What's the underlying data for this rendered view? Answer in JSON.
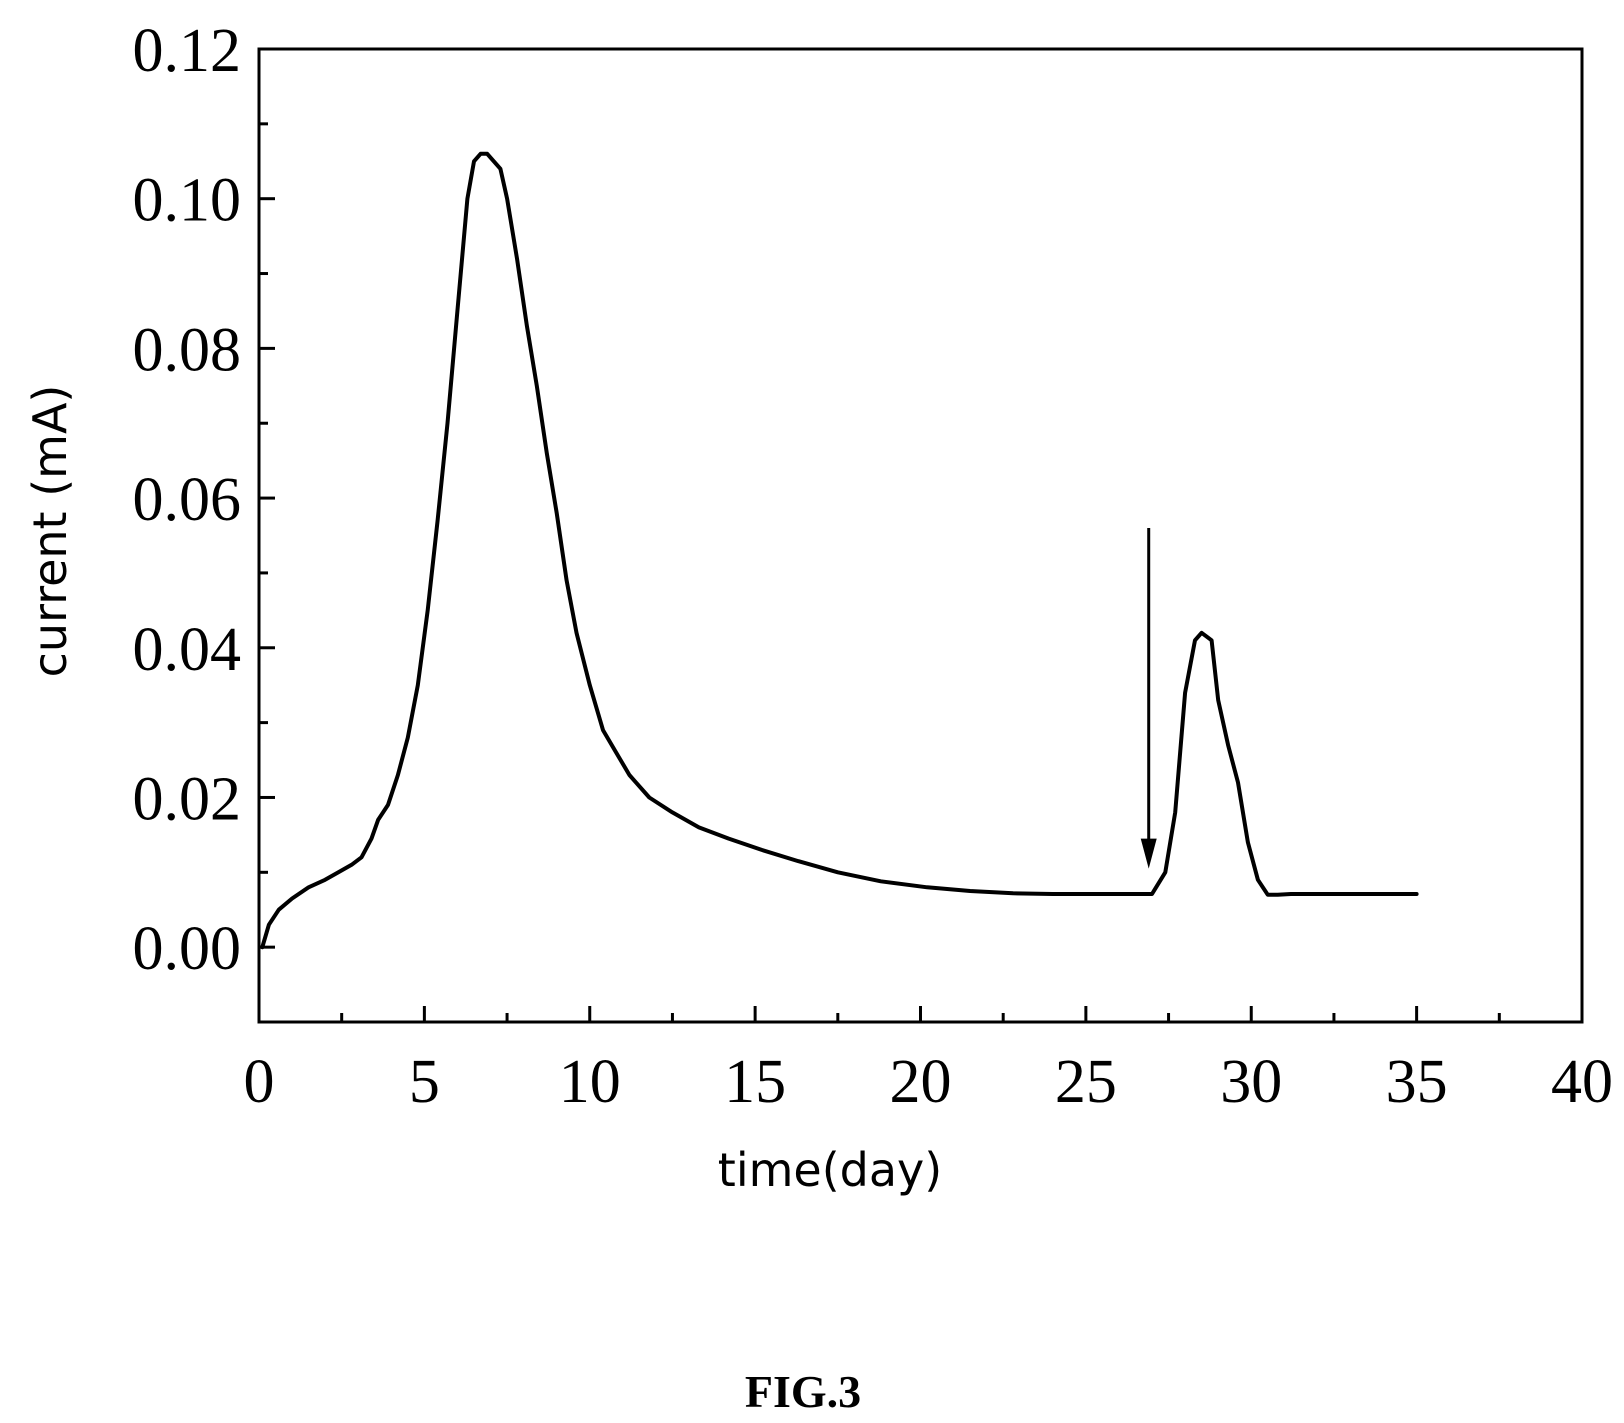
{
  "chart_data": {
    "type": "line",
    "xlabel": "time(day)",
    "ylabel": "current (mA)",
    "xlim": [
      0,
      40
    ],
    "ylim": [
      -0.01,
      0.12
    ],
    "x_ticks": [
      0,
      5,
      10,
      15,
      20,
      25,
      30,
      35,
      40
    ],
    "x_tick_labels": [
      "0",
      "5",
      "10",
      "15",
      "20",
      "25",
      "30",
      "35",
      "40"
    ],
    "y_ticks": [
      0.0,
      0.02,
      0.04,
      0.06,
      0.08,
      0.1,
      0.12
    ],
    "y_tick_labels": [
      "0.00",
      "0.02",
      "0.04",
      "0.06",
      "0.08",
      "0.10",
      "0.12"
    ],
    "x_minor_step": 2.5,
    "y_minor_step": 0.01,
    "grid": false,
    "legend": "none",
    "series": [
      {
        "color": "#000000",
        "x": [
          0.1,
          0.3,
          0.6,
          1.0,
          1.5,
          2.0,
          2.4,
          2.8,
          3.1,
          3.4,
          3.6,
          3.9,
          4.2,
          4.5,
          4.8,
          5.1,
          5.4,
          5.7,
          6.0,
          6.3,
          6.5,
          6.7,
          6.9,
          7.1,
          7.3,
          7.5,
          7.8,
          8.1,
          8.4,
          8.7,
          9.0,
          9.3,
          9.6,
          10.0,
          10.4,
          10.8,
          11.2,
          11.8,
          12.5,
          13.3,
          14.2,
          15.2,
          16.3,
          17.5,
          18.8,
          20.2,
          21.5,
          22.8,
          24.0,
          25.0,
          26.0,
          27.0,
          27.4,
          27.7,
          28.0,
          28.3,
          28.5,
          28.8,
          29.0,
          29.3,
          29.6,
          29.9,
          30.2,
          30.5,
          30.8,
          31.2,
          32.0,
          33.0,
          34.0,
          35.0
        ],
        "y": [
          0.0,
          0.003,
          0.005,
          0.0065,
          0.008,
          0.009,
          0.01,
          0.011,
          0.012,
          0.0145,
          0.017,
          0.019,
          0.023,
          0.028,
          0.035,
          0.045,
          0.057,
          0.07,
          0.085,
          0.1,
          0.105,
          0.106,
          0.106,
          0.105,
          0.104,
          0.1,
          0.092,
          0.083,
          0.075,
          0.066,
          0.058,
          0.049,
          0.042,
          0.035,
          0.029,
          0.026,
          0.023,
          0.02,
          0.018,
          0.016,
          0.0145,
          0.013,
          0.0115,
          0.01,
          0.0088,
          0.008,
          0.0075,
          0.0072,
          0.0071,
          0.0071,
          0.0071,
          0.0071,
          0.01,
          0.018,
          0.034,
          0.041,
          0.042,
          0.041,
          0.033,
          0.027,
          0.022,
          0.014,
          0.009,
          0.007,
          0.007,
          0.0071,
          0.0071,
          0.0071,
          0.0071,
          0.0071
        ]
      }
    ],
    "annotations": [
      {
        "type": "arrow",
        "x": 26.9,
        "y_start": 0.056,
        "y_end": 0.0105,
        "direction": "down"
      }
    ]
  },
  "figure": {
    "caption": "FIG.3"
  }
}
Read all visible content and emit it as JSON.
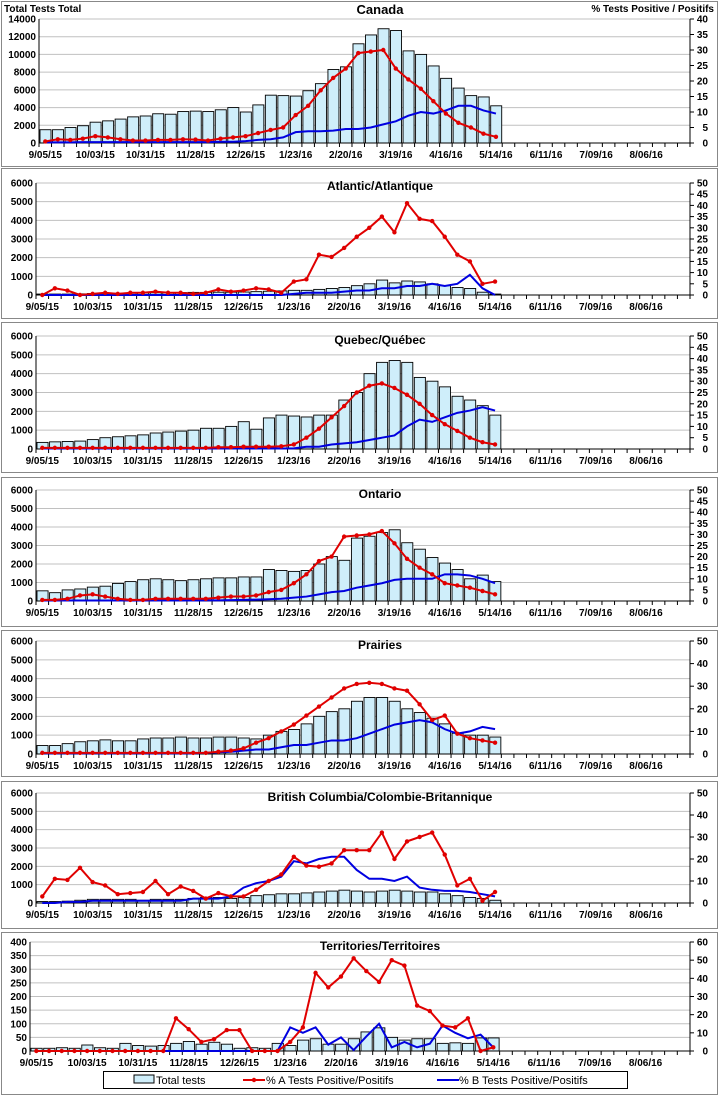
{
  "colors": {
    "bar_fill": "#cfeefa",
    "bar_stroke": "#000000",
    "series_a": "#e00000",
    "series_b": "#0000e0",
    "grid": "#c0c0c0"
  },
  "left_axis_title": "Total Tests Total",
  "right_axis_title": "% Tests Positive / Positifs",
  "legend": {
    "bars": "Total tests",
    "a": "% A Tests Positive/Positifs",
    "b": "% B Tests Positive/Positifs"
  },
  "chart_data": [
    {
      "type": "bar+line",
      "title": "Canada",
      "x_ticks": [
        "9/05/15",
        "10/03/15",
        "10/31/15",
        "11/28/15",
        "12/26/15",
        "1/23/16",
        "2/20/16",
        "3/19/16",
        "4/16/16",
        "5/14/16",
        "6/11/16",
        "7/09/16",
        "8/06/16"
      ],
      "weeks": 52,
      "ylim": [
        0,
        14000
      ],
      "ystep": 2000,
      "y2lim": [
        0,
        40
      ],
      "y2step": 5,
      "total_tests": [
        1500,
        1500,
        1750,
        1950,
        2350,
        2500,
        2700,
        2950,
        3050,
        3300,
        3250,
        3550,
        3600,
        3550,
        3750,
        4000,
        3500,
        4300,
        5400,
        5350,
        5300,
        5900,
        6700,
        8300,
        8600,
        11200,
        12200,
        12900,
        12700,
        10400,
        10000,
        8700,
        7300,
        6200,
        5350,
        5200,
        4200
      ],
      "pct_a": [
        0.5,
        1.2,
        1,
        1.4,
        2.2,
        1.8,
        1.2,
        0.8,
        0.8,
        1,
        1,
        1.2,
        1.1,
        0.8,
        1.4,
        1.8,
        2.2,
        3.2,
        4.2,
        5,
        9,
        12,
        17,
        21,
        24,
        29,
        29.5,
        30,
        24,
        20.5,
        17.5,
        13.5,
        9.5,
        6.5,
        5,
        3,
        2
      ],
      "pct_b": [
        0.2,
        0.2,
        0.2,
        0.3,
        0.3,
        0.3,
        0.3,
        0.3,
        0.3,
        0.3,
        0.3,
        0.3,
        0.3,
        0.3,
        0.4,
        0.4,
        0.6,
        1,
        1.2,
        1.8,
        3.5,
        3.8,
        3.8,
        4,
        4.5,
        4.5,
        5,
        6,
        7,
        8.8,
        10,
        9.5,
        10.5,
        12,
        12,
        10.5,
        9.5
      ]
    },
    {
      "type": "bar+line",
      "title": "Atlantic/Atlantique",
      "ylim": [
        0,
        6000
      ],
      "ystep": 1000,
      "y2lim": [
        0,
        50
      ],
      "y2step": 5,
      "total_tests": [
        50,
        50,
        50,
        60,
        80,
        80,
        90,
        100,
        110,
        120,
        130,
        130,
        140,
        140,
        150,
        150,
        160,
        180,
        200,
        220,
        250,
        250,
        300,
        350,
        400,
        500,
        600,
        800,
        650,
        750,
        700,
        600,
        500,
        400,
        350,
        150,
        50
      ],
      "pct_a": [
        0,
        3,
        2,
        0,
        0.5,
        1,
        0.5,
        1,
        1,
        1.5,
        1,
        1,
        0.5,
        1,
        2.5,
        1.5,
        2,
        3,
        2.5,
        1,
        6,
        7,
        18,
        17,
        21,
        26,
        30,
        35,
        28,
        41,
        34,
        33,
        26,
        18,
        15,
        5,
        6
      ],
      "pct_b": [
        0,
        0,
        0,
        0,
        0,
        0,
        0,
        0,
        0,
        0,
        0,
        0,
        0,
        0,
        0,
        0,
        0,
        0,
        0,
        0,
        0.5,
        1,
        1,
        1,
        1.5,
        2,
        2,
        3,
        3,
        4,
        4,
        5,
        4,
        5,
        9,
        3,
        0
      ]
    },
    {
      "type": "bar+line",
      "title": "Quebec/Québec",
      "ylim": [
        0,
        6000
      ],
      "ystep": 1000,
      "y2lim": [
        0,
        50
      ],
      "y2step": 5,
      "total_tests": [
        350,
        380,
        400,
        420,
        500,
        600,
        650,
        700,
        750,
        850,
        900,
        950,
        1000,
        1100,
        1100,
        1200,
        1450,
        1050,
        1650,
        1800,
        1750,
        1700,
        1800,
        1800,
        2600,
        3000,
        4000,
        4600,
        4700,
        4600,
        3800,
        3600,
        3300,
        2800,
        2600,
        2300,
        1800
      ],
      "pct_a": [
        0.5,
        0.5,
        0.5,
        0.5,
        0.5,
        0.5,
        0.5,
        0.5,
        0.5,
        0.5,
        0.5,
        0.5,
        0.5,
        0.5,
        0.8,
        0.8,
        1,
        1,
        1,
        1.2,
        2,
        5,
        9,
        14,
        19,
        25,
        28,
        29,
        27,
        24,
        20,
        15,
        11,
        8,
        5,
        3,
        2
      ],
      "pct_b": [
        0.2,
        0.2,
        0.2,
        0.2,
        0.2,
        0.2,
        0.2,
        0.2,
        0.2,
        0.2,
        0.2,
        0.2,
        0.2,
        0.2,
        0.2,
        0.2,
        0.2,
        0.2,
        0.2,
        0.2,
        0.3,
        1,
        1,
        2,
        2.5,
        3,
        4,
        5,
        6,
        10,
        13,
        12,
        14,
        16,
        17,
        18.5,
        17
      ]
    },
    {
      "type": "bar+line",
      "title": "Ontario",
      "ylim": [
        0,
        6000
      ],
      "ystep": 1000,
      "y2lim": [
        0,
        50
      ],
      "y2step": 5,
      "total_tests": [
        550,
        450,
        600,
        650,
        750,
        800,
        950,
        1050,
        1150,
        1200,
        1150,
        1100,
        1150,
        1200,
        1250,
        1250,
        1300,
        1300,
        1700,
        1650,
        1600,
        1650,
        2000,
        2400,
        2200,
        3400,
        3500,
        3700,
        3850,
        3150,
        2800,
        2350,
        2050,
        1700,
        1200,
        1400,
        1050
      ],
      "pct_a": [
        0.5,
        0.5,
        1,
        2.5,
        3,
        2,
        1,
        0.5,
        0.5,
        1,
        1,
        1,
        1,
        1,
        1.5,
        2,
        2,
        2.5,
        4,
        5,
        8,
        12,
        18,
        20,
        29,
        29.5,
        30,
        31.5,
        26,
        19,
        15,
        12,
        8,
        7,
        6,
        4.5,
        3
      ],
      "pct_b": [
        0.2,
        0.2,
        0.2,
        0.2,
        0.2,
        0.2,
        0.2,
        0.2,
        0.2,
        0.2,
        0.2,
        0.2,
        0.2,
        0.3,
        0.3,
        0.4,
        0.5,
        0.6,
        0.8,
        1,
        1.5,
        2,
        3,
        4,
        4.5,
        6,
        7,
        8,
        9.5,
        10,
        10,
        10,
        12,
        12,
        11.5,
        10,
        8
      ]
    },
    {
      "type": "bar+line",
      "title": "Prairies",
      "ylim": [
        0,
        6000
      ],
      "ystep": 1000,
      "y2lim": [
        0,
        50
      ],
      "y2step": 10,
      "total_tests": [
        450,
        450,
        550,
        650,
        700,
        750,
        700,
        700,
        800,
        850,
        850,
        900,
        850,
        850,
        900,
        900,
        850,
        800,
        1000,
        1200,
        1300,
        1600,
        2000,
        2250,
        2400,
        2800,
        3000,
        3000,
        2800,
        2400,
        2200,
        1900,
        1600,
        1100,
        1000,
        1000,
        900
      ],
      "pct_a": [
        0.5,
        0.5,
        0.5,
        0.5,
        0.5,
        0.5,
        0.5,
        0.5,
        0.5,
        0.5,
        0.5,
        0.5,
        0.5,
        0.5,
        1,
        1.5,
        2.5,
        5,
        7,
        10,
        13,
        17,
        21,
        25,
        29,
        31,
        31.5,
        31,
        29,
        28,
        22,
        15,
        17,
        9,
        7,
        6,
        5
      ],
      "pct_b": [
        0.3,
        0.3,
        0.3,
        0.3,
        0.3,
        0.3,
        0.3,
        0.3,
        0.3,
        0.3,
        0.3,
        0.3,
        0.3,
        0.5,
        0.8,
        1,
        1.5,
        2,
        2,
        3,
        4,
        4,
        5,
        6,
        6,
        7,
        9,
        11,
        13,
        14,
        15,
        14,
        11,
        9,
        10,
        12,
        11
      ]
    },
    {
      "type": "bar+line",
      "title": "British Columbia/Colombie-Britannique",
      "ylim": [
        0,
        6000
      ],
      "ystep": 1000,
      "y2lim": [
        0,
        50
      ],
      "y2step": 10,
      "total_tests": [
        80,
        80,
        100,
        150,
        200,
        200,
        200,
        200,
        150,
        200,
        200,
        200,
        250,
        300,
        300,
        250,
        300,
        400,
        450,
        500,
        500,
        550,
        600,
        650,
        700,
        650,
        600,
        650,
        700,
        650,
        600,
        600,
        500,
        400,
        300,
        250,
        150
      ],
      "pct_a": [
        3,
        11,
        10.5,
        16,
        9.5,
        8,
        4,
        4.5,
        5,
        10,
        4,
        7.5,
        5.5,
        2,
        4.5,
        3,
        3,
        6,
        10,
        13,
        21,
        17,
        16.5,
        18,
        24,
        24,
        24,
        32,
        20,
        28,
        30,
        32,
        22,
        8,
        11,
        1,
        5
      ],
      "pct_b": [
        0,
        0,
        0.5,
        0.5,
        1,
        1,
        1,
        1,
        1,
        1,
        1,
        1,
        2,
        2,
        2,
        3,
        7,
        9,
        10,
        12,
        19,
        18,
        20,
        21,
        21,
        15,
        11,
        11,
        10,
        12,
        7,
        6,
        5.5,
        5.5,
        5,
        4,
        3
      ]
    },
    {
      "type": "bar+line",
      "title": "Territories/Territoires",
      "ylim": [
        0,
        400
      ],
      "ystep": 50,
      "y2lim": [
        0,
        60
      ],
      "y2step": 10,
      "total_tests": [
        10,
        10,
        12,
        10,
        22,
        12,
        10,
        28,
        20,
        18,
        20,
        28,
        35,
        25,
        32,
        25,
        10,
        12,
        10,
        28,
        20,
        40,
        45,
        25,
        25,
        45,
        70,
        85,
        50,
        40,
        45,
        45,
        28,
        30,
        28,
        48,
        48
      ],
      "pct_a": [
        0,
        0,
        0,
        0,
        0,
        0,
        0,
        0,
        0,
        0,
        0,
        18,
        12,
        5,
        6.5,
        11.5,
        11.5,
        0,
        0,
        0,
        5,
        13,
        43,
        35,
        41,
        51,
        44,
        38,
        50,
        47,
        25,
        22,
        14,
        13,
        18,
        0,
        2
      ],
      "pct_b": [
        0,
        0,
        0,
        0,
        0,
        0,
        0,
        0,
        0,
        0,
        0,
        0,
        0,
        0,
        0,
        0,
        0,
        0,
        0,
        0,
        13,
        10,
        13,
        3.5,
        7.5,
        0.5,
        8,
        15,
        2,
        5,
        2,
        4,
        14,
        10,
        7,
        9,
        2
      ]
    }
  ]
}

━━━━

- **THE PROBLEM**
Pick out every line above that holds the word "Positifs" and copy it.

- **SOLUTION**
  "right_axis_title": "% Tests Positive / Positifs",
    "a": "% A Tests Positive/Positifs",
    "b": "% B Tests Positive/Positifs"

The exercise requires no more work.